Input records ▸
--- Begin ---

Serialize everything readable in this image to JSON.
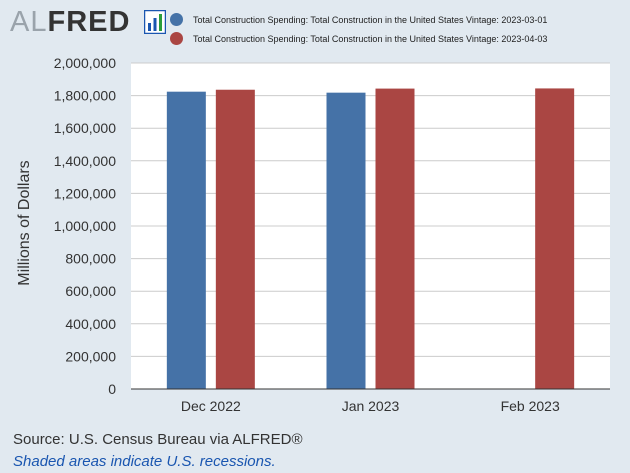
{
  "logo": {
    "prefix": "AL",
    "suffix": "FRED"
  },
  "colors": {
    "series1": "#4572a7",
    "series2": "#aa4643",
    "background": "#e1e9f0",
    "plot": "#ffffff",
    "grid": "#cccccc"
  },
  "chart_data": {
    "type": "bar",
    "categories": [
      "Dec 2022",
      "Jan 2023",
      "Feb 2023"
    ],
    "series": [
      {
        "name": "Total Construction Spending: Total Construction in the United States Vintage: 2023-03-01",
        "values": [
          1824000,
          1818000,
          null
        ]
      },
      {
        "name": "Total Construction Spending: Total Construction in the United States Vintage: 2023-04-03",
        "values": [
          1836000,
          1843000,
          1844000
        ]
      }
    ],
    "ylabel": "Millions of Dollars",
    "ylim": [
      0,
      2000000
    ],
    "yticks": [
      0,
      200000,
      400000,
      600000,
      800000,
      1000000,
      1200000,
      1400000,
      1600000,
      1800000,
      2000000
    ],
    "ytick_labels": [
      "0",
      "200,000",
      "400,000",
      "600,000",
      "800,000",
      "1,000,000",
      "1,200,000",
      "1,400,000",
      "1,600,000",
      "1,800,000",
      "2,000,000"
    ],
    "grid": true,
    "legend_position": "top"
  },
  "footer": {
    "source": "Source: U.S. Census Bureau via ALFRED®",
    "note": "Shaded areas indicate U.S. recessions."
  }
}
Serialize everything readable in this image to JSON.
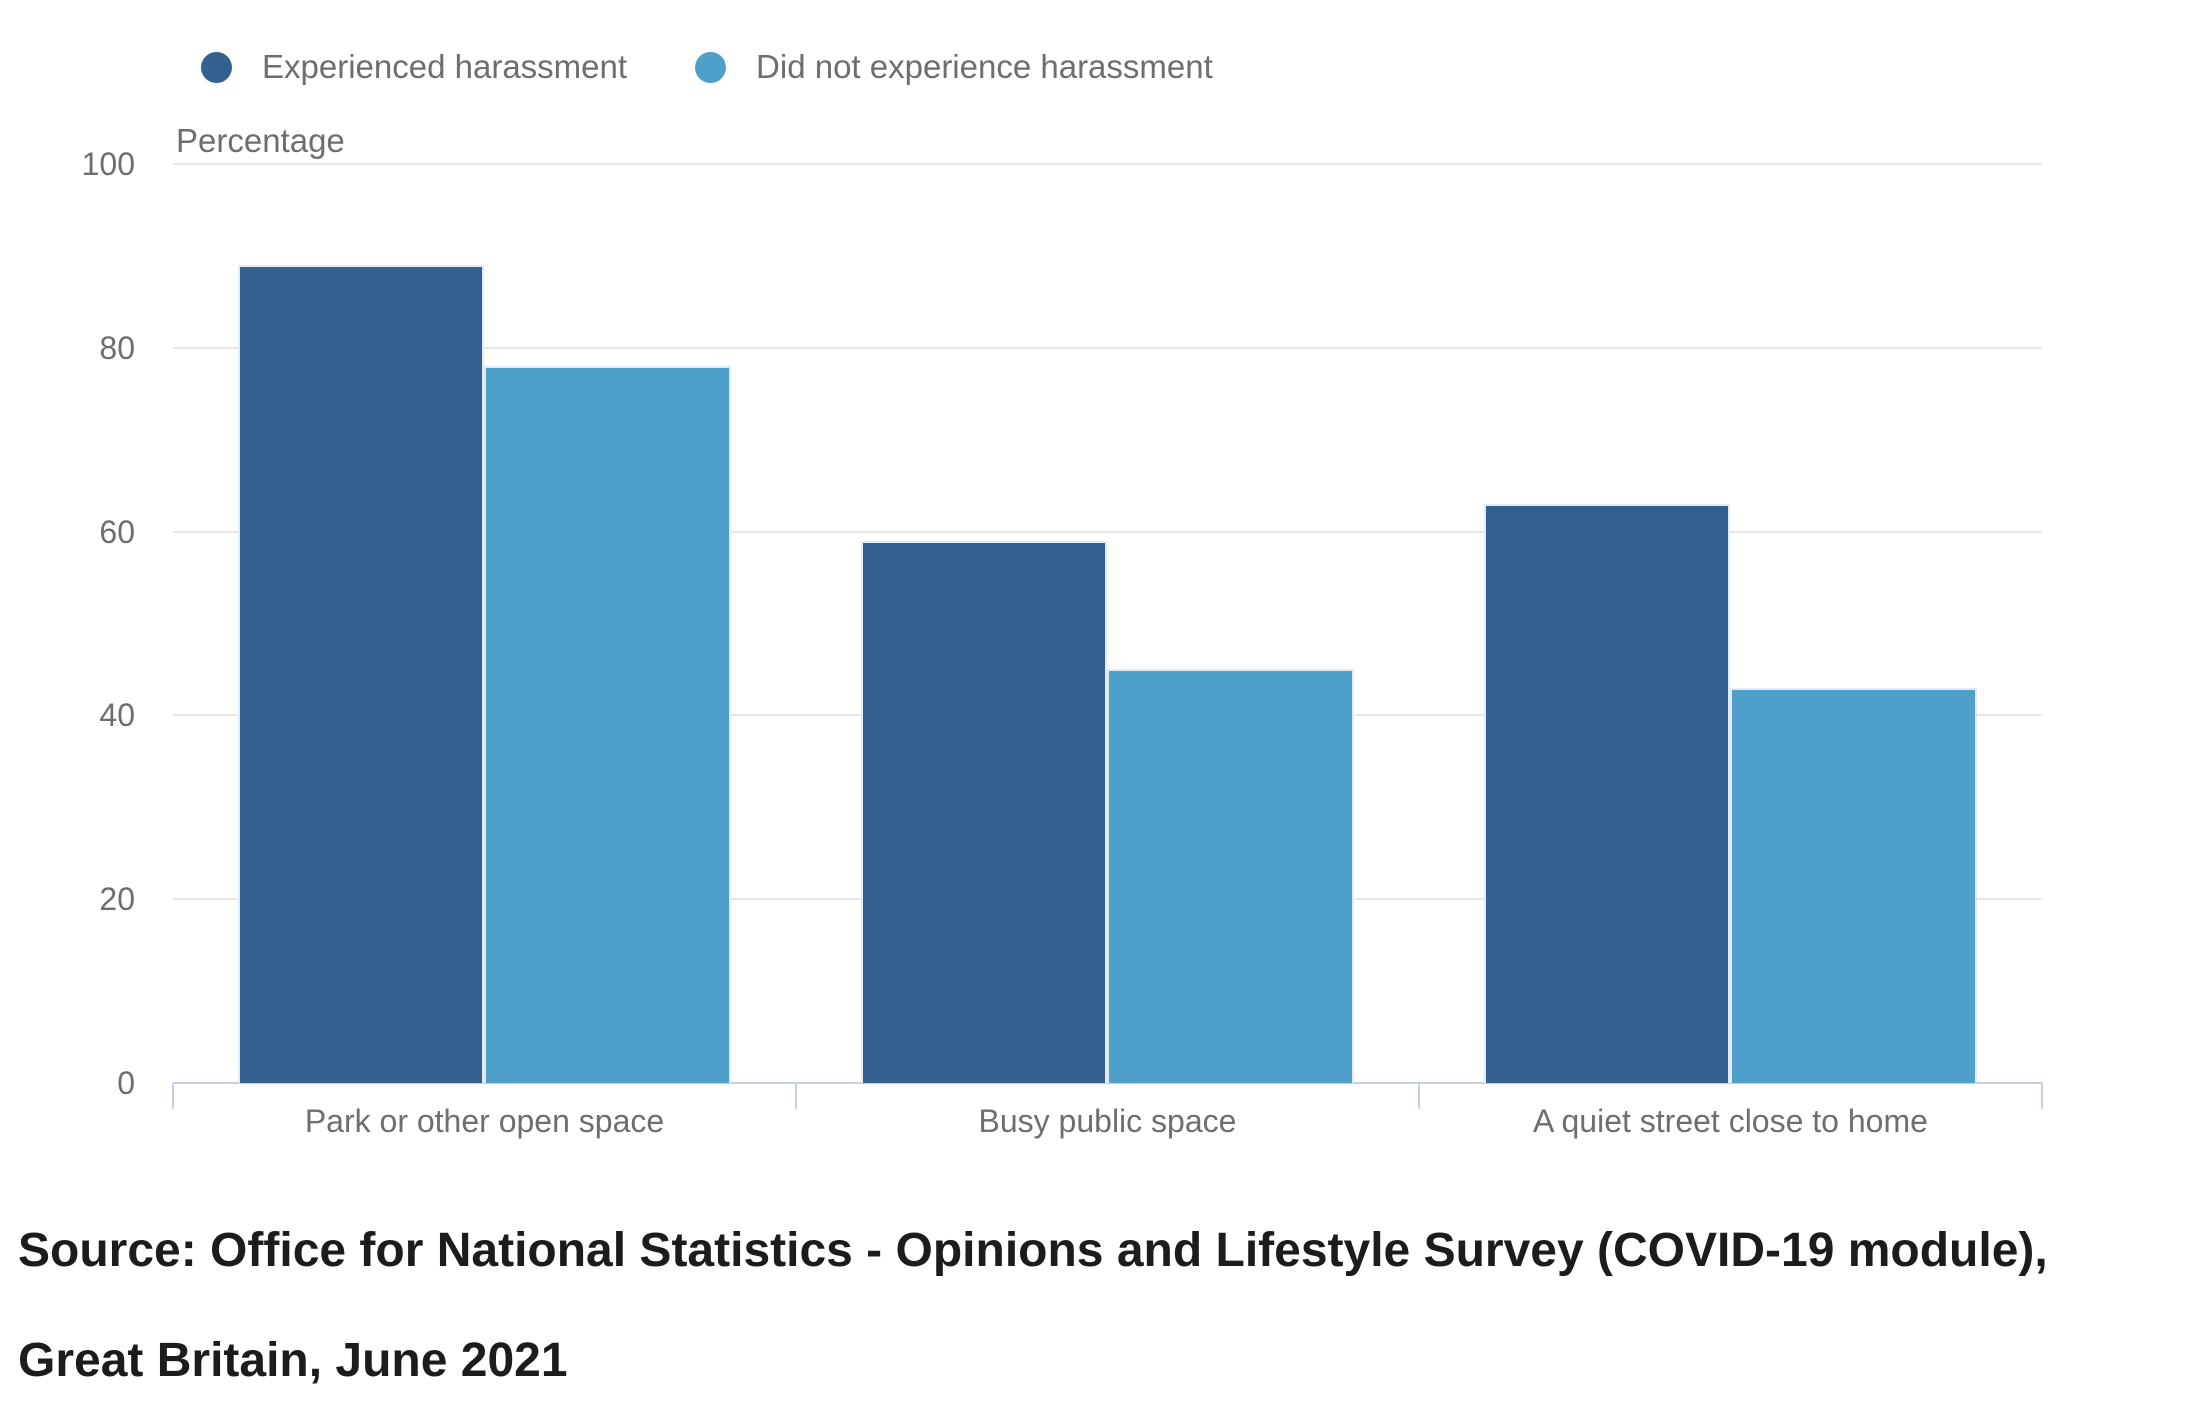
{
  "chart_data": {
    "type": "bar",
    "title": "",
    "y_axis_title": "Percentage",
    "categories": [
      "Park or other open space",
      "Busy public space",
      "A quiet street close to home"
    ],
    "series": [
      {
        "name": "Experienced harassment",
        "color": "#32618f",
        "values": [
          89,
          59,
          63
        ]
      },
      {
        "name": "Did not experience harassment",
        "color": "#4f9fcb",
        "values": [
          78,
          45,
          43
        ]
      }
    ],
    "ylim": [
      0,
      100
    ],
    "yticks": [
      0,
      20,
      40,
      60,
      80,
      100
    ],
    "grid": "horizontal",
    "legend_position": "top-left"
  },
  "source_note": "Source: Office for National Statistics - Opinions and Lifestyle Survey (COVID-19 module), Great Britain, June 2021",
  "colors": {
    "grid": "#e7e7e7",
    "axis": "#c9cfe3",
    "label_text": "#6e6e6e",
    "source_text": "#1c1c1c",
    "background": "#ffffff"
  }
}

--- End ---

All of the material above needs to be restated exactly, with no pictures.

Response ▸
Serialize everything readable in this image to JSON.
{
  "logo": {
    "prefix": "AL",
    "suffix": "FRED"
  },
  "colors": {
    "series1": "#4572a7",
    "series2": "#aa4643",
    "background": "#e1e9f0",
    "plot": "#ffffff",
    "grid": "#cccccc"
  },
  "chart_data": {
    "type": "bar",
    "categories": [
      "Dec 2022",
      "Jan 2023",
      "Feb 2023"
    ],
    "series": [
      {
        "name": "Total Construction Spending: Total Construction in the United States Vintage: 2023-03-01",
        "values": [
          1824000,
          1818000,
          null
        ]
      },
      {
        "name": "Total Construction Spending: Total Construction in the United States Vintage: 2023-04-03",
        "values": [
          1836000,
          1843000,
          1844000
        ]
      }
    ],
    "ylabel": "Millions of Dollars",
    "ylim": [
      0,
      2000000
    ],
    "yticks": [
      0,
      200000,
      400000,
      600000,
      800000,
      1000000,
      1200000,
      1400000,
      1600000,
      1800000,
      2000000
    ],
    "ytick_labels": [
      "0",
      "200,000",
      "400,000",
      "600,000",
      "800,000",
      "1,000,000",
      "1,200,000",
      "1,400,000",
      "1,600,000",
      "1,800,000",
      "2,000,000"
    ],
    "grid": true,
    "legend_position": "top"
  },
  "footer": {
    "source": "Source: U.S. Census Bureau via ALFRED®",
    "note": "Shaded areas indicate U.S. recessions."
  }
}
Serialize everything readable in this image to JSON.
{
  "chart_data": {
    "type": "bar",
    "title": "",
    "y_axis_title": "Percentage",
    "categories": [
      "Park or other open space",
      "Busy public space",
      "A quiet street close to home"
    ],
    "series": [
      {
        "name": "Experienced harassment",
        "color": "#32618f",
        "values": [
          89,
          59,
          63
        ]
      },
      {
        "name": "Did not experience harassment",
        "color": "#4f9fcb",
        "values": [
          78,
          45,
          43
        ]
      }
    ],
    "ylim": [
      0,
      100
    ],
    "yticks": [
      0,
      20,
      40,
      60,
      80,
      100
    ],
    "grid": "horizontal",
    "legend_position": "top-left"
  },
  "source_note": "Source: Office for National Statistics - Opinions and Lifestyle Survey (COVID-19 module), Great Britain, June 2021",
  "colors": {
    "grid": "#e7e7e7",
    "axis": "#c9cfe3",
    "label_text": "#6e6e6e",
    "source_text": "#1c1c1c",
    "background": "#ffffff"
  }
}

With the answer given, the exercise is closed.